• [Instructions to follow]
Pictures are excluded from this exercise. Transcribe exactly the lines from the one containing "Transcribe this image's" through the last line of the listing.
↓↓↓
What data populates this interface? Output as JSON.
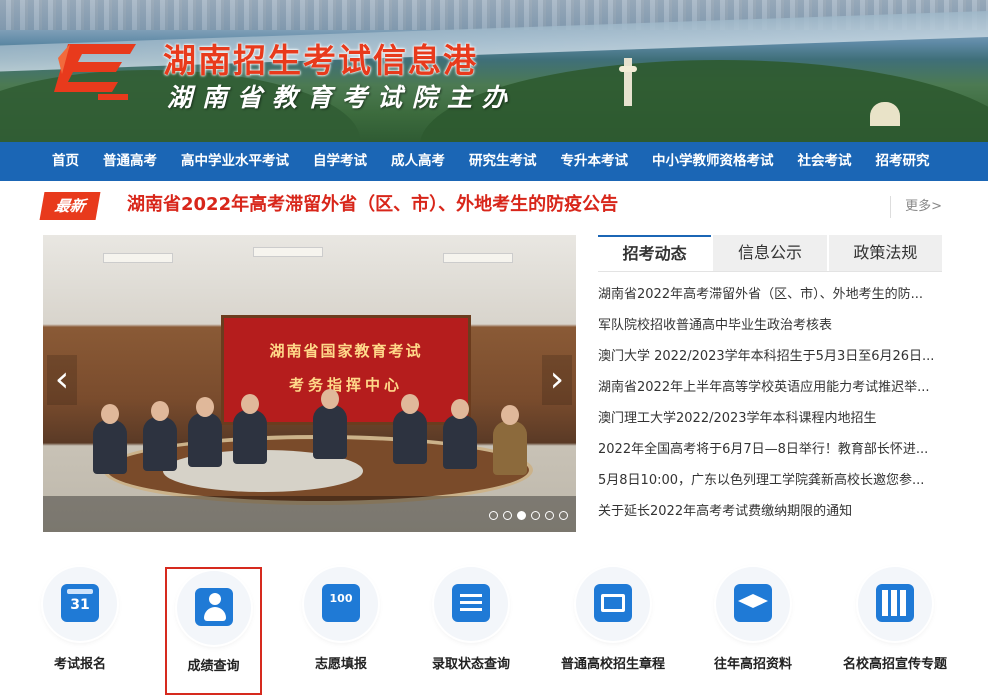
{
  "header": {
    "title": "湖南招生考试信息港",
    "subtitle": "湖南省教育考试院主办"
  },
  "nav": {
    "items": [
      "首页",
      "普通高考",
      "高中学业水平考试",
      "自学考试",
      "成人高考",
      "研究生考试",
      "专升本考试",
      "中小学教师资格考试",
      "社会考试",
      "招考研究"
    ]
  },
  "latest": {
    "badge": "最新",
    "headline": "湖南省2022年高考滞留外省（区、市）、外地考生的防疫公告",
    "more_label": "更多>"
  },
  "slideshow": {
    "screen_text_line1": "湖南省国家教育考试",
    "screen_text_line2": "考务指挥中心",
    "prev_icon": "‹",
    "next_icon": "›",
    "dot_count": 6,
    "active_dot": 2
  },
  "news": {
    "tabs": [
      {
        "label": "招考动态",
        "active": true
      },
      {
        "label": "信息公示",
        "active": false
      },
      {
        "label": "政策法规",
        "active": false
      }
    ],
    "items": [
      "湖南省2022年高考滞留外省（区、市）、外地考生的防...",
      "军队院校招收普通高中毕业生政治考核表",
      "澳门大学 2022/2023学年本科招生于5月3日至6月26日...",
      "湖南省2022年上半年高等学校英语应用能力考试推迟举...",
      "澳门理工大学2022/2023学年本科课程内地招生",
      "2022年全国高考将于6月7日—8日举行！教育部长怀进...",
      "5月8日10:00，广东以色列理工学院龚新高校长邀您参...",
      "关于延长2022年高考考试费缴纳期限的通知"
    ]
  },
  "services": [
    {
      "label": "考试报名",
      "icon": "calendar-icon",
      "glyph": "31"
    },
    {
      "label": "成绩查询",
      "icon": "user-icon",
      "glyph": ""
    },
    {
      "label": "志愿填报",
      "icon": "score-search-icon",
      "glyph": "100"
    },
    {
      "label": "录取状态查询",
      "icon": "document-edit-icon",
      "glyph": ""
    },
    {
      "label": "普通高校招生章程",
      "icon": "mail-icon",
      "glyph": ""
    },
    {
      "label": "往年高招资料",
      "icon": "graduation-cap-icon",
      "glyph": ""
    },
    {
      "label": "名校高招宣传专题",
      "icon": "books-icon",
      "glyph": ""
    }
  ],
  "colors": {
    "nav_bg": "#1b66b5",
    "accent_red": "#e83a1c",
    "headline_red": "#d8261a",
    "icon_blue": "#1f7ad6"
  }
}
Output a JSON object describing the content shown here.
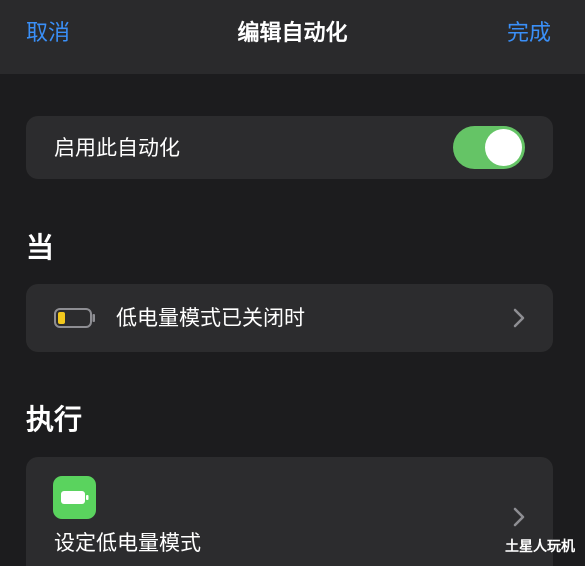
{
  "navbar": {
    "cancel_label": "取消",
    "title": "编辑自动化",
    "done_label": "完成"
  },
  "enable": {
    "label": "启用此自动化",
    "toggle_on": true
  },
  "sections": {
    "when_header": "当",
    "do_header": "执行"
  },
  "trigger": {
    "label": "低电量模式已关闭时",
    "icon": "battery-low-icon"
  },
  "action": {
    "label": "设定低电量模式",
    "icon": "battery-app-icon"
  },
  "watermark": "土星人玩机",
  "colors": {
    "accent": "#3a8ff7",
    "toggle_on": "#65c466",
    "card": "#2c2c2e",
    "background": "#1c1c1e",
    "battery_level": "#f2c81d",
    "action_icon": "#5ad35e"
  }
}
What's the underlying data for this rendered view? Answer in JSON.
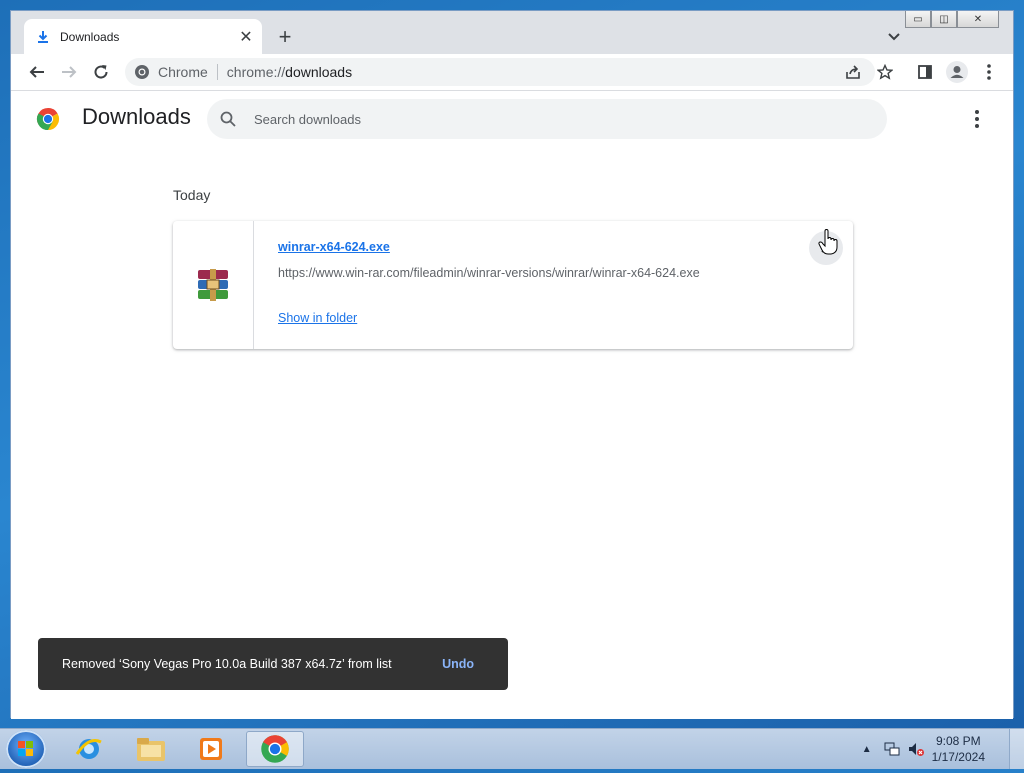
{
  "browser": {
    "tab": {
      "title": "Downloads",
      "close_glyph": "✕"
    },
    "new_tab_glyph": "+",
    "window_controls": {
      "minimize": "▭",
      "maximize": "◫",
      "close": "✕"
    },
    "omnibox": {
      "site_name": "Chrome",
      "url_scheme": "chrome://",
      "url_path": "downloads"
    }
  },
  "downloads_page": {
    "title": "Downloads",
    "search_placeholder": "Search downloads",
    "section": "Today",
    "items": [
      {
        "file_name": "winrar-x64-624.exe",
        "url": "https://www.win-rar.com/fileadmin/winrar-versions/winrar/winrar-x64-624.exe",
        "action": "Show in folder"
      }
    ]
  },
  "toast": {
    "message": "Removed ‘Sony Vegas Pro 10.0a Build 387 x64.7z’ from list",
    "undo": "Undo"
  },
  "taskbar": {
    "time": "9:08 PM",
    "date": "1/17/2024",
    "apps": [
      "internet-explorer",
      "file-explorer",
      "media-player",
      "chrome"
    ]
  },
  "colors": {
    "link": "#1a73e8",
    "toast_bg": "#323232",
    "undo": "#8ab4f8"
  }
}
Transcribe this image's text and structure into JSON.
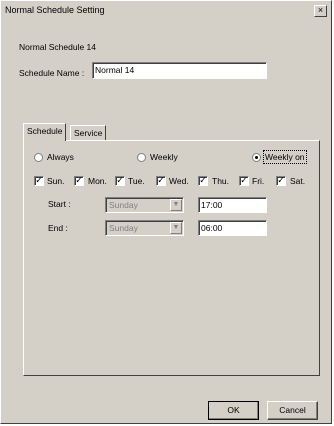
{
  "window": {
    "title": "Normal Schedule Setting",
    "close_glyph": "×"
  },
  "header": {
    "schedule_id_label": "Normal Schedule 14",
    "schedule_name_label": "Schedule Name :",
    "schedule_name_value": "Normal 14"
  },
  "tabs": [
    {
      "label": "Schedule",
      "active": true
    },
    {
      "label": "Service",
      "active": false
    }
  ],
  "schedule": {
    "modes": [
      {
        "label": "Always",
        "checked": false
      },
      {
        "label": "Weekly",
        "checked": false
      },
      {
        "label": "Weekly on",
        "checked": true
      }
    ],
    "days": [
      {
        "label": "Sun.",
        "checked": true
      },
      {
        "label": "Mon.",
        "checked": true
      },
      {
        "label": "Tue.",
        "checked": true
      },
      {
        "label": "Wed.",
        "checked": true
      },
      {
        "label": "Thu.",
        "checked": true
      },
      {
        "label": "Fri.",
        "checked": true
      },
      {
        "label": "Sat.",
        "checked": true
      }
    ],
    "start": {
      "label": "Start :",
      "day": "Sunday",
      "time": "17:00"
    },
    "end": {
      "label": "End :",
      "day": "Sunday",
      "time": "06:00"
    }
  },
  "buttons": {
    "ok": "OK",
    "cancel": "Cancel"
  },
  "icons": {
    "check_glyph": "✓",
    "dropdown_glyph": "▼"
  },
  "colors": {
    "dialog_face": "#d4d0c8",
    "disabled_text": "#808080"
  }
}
↑↑↑
• [Completed exercise]
Transcribe this image's text and structure into JSON.
{
  "window": {
    "title": "Normal Schedule Setting",
    "close_glyph": "×"
  },
  "header": {
    "schedule_id_label": "Normal Schedule 14",
    "schedule_name_label": "Schedule Name :",
    "schedule_name_value": "Normal 14"
  },
  "tabs": [
    {
      "label": "Schedule",
      "active": true
    },
    {
      "label": "Service",
      "active": false
    }
  ],
  "schedule": {
    "modes": [
      {
        "label": "Always",
        "checked": false
      },
      {
        "label": "Weekly",
        "checked": false
      },
      {
        "label": "Weekly on",
        "checked": true
      }
    ],
    "days": [
      {
        "label": "Sun.",
        "checked": true
      },
      {
        "label": "Mon.",
        "checked": true
      },
      {
        "label": "Tue.",
        "checked": true
      },
      {
        "label": "Wed.",
        "checked": true
      },
      {
        "label": "Thu.",
        "checked": true
      },
      {
        "label": "Fri.",
        "checked": true
      },
      {
        "label": "Sat.",
        "checked": true
      }
    ],
    "start": {
      "label": "Start :",
      "day": "Sunday",
      "time": "17:00"
    },
    "end": {
      "label": "End :",
      "day": "Sunday",
      "time": "06:00"
    }
  },
  "buttons": {
    "ok": "OK",
    "cancel": "Cancel"
  },
  "icons": {
    "check_glyph": "✓",
    "dropdown_glyph": "▼"
  },
  "colors": {
    "dialog_face": "#d4d0c8",
    "disabled_text": "#808080"
  }
}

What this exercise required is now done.